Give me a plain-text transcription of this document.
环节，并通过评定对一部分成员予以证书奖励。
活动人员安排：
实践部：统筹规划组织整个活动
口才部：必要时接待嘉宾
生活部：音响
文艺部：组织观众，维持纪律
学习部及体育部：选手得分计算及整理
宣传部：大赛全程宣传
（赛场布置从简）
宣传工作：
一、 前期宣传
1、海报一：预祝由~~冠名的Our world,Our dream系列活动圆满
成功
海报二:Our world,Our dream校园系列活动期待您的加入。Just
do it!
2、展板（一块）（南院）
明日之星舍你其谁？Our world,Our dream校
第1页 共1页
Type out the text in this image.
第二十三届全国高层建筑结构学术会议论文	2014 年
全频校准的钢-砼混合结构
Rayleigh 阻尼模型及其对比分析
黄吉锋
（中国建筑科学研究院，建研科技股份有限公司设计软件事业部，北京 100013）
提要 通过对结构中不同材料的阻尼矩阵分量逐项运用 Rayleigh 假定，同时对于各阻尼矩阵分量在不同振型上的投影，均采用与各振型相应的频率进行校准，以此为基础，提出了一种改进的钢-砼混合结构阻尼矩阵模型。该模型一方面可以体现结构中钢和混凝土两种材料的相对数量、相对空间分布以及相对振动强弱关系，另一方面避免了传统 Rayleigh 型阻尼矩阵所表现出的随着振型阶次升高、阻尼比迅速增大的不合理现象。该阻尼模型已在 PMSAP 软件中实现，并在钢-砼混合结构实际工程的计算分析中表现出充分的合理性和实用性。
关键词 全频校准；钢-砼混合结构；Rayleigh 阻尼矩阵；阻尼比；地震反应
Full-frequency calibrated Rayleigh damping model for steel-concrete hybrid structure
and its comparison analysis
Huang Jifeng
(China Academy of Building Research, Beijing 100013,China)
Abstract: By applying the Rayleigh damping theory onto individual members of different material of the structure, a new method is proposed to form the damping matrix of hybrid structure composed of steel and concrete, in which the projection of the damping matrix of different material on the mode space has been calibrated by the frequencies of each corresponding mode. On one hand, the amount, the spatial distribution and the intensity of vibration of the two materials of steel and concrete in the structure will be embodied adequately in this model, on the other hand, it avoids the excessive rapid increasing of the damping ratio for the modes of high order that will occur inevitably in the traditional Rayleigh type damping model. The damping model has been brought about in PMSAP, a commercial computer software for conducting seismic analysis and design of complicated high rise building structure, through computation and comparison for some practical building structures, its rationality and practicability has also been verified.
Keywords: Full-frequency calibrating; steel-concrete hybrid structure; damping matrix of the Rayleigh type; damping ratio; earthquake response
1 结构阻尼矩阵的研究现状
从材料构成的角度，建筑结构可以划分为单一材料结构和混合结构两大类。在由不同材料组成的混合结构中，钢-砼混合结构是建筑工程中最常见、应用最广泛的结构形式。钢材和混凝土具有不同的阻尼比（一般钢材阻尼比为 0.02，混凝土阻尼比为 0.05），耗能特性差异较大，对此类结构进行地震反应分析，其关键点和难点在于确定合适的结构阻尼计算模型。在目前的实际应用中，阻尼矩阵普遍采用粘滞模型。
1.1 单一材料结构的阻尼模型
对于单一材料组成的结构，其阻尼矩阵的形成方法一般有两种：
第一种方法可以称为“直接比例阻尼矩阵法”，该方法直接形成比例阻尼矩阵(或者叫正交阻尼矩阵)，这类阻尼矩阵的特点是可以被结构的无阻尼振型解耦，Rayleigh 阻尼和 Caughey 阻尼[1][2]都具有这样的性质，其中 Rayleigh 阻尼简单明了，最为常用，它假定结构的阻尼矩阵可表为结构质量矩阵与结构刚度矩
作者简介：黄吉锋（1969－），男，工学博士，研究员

■ **DIRECTIVE**
From the records above, extract everything verbatim.

■ **RESPONSE**
Give me a plain-text transcription of this document.
环节，并通过评定对一部分成员予以证书奖励。
活动人员安排：
实践部：统筹规划组织整个活动
口才部：必要时接待嘉宾
生活部：音响
文艺部：组织观众，维持纪律
学习部及体育部：选手得分计算及整理
宣传部：大赛全程宣传
（赛场布置从简）
宣传工作：
一、 前期宣传
1、海报一：预祝由~~冠名的Our world,Our dream系列活动圆满
成功
海报二:Our world,Our dream校园系列活动期待您的加入。Just
do it!
2、展板（一块）（南院）
明日之星舍你其谁？Our world,Our dream校
第1页 共1页
Type out the text in this image.
第二十三届全国高层建筑结构学术会议论文	2014 年
全频校准的钢-砼混合结构
Rayleigh 阻尼模型及其对比分析
黄吉锋
（中国建筑科学研究院，建研科技股份有限公司设计软件事业部，北京 100013）
提要 通过对结构中不同材料的阻尼矩阵分量逐项运用 Rayleigh 假定，同时对于各阻尼矩阵分量在不同振型上的投影，均采用与各振型相应的频率进行校准，以此为基础，提出了一种改进的钢-砼混合结构阻尼矩阵模型。该模型一方面可以体现结构中钢和混凝土两种材料的相对数量、相对空间分布以及相对振动强弱关系，另一方面避免了传统 Rayleigh 型阻尼矩阵所表现出的随着振型阶次升高、阻尼比迅速增大的不合理现象。该阻尼模型已在 PMSAP 软件中实现，并在钢-砼混合结构实际工程的计算分析中表现出充分的合理性和实用性。
关键词 全频校准；钢-砼混合结构；Rayleigh 阻尼矩阵；阻尼比；地震反应
Full-frequency calibrated Rayleigh damping model for steel-concrete hybrid structure
and its comparison analysis
Huang Jifeng
(China Academy of Building Research, Beijing 100013,China)
Abstract: By applying the Rayleigh damping theory onto individual members of different material of the structure, a new method is proposed to form the damping matrix of hybrid structure composed of steel and concrete, in which the projection of the damping matrix of different material on the mode space has been calibrated by the frequencies of each corresponding mode. On one hand, the amount, the spatial distribution and the intensity of vibration of the two materials of steel and concrete in the structure will be embodied adequately in this model, on the other hand, it avoids the excessive rapid increasing of the damping ratio for the modes of high order that will occur inevitably in the traditional Rayleigh type damping model. The damping model has been brought about in PMSAP, a commercial computer software for conducting seismic analysis and design of complicated high rise building structure, through computation and comparison for some practical building structures, its rationality and practicability has also been verified.
Keywords: Full-frequency calibrating; steel-concrete hybrid structure; damping matrix of the Rayleigh type; damping ratio; earthquake response
1 结构阻尼矩阵的研究现状
从材料构成的角度，建筑结构可以划分为单一材料结构和混合结构两大类。在由不同材料组成的混合结构中，钢-砼混合结构是建筑工程中最常见、应用最广泛的结构形式。钢材和混凝土具有不同的阻尼比（一般钢材阻尼比为 0.02，混凝土阻尼比为 0.05），耗能特性差异较大，对此类结构进行地震反应分析，其关键点和难点在于确定合适的结构阻尼计算模型。在目前的实际应用中，阻尼矩阵普遍采用粘滞模型。
1.1 单一材料结构的阻尼模型
对于单一材料组成的结构，其阻尼矩阵的形成方法一般有两种：
第一种方法可以称为“直接比例阻尼矩阵法”，该方法直接形成比例阻尼矩阵(或者叫正交阻尼矩阵)，这类阻尼矩阵的特点是可以被结构的无阻尼振型解耦，Rayleigh 阻尼和 Caughey 阻尼[1][2]都具有这样的性质，其中 Rayleigh 阻尼简单明了，最为常用，它假定结构的阻尼矩阵可表为结构质量矩阵与结构刚度矩
作者简介：黄吉锋（1969－），男，工学博士，研究员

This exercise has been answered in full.